____ GIVEN DATA

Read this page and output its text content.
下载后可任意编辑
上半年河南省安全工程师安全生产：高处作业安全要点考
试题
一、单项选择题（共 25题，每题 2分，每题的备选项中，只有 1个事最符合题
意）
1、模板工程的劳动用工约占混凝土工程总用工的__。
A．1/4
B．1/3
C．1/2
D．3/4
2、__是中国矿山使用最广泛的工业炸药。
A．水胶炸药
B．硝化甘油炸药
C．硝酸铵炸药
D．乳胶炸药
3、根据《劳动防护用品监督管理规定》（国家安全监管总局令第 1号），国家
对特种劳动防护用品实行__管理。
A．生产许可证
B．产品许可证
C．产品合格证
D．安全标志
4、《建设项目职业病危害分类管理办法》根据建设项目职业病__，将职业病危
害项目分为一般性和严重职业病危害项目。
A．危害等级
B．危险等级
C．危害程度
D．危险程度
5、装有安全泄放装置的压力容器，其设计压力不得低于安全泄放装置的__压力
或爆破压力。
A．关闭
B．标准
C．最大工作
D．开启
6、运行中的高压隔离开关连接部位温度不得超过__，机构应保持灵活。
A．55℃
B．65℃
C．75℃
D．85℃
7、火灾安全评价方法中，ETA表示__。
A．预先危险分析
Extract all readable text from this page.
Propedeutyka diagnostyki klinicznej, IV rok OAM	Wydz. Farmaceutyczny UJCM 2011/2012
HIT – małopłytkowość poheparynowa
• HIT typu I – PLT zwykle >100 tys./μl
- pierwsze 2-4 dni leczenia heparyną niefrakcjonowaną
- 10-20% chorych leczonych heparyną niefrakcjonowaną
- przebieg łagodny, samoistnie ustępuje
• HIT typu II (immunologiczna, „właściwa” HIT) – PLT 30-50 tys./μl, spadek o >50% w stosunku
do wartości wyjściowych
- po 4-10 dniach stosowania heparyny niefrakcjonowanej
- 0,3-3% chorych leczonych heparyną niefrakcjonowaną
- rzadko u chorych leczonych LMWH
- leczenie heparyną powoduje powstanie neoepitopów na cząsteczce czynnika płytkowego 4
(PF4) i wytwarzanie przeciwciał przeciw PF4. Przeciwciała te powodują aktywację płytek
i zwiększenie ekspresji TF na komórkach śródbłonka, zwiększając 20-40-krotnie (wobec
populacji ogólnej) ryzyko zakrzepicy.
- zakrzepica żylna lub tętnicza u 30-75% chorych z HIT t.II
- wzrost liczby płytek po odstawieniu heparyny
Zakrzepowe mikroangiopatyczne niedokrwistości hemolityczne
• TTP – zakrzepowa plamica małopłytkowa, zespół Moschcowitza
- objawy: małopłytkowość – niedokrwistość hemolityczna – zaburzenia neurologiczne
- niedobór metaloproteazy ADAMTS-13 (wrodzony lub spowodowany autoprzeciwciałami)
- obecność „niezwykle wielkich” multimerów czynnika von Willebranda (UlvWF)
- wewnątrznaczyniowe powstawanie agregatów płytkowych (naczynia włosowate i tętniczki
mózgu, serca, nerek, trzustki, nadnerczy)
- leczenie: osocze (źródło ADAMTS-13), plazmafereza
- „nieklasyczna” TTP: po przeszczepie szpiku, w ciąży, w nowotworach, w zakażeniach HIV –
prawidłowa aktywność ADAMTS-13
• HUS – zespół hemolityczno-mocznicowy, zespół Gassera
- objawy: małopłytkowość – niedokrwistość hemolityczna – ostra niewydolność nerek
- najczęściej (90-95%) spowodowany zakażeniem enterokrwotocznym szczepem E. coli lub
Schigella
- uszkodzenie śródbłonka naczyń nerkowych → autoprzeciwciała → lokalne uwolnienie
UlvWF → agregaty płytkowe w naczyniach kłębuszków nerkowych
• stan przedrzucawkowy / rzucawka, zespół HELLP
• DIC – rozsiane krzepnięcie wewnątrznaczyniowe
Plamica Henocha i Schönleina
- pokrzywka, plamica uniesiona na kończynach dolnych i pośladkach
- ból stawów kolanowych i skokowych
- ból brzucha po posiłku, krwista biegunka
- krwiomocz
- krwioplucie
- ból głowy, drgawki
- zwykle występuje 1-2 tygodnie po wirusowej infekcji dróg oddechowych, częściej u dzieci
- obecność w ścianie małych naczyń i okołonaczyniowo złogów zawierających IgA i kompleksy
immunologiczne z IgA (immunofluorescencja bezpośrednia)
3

________

DESCRIPTION OF THE TASK:
Which lines in the listing above hold the word "text"? Show each of them.

WRITTEN RESPONSE:
Read this page and output its text content.
Extract all readable text from this page.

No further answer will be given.